_TASK STATEMENT_
Look for the string "name" in the lines and copy each line that has it.

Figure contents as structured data
========================================================================

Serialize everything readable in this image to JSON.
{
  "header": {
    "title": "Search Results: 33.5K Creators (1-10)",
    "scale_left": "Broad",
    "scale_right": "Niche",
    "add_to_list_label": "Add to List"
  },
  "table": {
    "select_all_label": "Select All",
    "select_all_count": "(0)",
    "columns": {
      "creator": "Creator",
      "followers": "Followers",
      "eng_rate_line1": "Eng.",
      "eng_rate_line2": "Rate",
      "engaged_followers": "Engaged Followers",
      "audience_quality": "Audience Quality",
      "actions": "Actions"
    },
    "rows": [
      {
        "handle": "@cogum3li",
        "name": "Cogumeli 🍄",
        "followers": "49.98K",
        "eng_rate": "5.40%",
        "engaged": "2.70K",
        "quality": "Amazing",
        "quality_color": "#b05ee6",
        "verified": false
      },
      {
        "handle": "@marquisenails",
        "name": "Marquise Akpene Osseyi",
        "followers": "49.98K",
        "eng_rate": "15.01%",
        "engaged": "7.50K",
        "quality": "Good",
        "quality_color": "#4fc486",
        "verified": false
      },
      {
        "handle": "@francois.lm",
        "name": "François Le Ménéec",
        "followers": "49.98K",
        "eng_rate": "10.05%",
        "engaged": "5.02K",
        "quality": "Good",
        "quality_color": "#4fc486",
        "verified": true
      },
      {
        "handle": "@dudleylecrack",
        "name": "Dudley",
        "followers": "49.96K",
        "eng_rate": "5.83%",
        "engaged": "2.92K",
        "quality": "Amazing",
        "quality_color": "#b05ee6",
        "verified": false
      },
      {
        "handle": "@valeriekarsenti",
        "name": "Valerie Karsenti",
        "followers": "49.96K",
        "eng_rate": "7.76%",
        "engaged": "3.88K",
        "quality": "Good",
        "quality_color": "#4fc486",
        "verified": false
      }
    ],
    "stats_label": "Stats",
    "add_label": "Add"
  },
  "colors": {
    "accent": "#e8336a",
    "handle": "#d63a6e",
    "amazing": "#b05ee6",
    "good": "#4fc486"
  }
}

========================================================================

_FINAL RESULT_
        "name": "Cogumeli 🍄",
        "name": "Marquise Akpene Osseyi",
        "name": "François Le Ménéec",
        "name": "Dudley",
        "name": "Valerie Karsenti",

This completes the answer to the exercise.